▶ **WHAT THIS TASK INVOLVES**:
Extract every line of the items below that contains the string "city", matching its case exactly.

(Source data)
════════════════════

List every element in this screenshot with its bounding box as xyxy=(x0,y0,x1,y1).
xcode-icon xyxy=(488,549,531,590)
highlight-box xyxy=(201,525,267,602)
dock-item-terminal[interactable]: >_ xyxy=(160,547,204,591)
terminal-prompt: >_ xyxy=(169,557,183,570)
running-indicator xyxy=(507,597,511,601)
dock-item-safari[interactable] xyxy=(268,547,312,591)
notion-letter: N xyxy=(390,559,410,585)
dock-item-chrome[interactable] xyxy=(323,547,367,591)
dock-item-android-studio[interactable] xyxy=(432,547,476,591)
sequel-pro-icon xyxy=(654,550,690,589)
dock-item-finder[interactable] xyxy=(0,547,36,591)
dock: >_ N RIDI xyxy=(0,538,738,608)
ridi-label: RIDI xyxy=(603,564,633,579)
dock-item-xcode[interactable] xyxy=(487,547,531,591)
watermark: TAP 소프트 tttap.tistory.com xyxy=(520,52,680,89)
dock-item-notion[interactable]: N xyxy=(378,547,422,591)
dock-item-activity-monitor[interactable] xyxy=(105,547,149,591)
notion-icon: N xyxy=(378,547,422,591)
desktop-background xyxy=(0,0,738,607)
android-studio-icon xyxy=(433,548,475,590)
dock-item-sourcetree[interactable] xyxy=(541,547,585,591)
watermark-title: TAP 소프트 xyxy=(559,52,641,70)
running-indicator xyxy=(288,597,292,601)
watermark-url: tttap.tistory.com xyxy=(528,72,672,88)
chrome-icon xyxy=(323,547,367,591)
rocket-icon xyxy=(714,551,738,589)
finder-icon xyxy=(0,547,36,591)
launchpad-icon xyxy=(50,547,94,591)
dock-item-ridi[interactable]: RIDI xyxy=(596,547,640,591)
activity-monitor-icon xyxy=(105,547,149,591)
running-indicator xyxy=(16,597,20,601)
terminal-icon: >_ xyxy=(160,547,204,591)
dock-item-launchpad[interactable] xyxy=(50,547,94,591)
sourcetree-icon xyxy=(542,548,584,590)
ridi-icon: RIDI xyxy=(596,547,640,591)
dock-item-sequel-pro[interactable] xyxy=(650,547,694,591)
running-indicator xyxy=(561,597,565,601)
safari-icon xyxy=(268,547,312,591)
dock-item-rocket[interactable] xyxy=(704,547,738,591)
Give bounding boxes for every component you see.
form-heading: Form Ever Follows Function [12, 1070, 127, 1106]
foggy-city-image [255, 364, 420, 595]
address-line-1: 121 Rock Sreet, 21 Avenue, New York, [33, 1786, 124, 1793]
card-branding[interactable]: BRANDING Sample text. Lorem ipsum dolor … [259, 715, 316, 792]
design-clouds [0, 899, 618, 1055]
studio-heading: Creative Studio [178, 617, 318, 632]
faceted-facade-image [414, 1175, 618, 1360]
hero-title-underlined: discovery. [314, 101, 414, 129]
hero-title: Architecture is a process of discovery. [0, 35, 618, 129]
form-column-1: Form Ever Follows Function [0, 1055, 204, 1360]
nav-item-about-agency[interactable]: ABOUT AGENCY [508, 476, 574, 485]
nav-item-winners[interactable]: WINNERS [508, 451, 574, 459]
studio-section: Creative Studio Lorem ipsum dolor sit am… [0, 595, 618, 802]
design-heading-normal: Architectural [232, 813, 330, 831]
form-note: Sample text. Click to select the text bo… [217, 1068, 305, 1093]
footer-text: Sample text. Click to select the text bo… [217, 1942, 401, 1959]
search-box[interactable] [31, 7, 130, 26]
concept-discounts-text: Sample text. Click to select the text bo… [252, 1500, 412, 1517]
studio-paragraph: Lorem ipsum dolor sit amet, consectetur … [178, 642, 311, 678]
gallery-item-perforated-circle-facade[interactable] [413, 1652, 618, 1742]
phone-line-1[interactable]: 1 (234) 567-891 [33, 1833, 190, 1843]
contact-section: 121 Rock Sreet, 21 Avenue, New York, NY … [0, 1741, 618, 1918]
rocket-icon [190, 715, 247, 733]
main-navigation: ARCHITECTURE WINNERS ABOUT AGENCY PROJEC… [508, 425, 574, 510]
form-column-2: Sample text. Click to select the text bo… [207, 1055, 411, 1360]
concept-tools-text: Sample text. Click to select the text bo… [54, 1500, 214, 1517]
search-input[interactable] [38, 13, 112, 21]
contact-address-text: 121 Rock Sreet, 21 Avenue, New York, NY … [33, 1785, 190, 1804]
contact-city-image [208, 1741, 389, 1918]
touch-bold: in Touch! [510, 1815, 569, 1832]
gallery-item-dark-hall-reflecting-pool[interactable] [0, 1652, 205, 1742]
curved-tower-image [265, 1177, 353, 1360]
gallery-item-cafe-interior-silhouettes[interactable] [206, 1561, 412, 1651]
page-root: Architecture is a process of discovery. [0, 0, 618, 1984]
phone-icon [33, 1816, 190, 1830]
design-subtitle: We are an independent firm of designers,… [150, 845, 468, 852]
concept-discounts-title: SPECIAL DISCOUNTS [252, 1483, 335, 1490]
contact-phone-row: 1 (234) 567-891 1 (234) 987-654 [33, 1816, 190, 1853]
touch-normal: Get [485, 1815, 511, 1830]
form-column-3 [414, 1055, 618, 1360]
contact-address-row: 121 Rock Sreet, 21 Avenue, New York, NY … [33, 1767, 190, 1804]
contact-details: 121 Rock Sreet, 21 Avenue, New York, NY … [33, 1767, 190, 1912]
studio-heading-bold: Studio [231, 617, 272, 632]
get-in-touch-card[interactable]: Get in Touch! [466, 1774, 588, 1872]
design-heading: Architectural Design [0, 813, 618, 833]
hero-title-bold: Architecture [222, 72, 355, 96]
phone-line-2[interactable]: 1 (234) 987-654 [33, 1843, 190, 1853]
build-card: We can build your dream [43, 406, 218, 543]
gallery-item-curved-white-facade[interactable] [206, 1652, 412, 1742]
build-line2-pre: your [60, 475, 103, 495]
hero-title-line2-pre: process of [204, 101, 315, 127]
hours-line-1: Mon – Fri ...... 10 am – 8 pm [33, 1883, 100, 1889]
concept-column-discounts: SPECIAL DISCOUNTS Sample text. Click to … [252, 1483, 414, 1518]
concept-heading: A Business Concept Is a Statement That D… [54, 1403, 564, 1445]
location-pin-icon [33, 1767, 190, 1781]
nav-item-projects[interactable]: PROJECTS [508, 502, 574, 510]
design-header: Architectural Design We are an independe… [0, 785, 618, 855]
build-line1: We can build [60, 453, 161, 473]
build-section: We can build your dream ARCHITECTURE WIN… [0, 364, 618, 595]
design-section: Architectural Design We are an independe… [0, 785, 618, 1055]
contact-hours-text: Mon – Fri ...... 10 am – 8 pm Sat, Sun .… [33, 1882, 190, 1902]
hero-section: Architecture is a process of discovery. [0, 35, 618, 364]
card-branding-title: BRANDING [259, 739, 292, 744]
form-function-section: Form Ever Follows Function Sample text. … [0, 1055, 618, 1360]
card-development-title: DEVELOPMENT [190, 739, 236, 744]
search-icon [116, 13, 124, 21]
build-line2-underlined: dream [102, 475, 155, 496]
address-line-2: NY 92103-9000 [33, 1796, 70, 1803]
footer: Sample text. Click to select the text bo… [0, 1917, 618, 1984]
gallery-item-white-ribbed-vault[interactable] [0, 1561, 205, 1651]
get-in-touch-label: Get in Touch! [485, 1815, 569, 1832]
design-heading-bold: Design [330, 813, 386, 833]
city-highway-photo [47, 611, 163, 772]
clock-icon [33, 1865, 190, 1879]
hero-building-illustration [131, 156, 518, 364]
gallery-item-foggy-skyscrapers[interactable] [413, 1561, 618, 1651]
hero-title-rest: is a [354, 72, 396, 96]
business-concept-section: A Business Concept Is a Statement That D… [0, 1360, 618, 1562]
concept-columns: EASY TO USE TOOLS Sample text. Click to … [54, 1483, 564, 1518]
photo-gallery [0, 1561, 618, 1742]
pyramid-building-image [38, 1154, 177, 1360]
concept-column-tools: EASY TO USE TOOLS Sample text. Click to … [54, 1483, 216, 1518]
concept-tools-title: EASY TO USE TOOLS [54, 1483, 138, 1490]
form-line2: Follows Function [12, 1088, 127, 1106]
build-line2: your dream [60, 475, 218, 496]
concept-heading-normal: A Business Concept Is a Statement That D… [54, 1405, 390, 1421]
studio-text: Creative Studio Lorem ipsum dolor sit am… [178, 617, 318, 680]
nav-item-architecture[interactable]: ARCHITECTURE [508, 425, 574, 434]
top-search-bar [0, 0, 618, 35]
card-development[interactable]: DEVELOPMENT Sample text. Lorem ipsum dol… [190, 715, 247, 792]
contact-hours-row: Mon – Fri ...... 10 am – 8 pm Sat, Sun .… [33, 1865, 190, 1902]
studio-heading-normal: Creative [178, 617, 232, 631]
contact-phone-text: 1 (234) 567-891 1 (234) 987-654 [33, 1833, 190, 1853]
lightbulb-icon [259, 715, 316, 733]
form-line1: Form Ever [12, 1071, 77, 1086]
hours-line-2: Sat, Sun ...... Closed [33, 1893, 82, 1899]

════════════════════

▶ **EXPECTED OUTPUT**:
foggy-city-image [255, 364, 420, 595]
contact-city-image [208, 1741, 389, 1918]
city-highway-photo [47, 611, 163, 772]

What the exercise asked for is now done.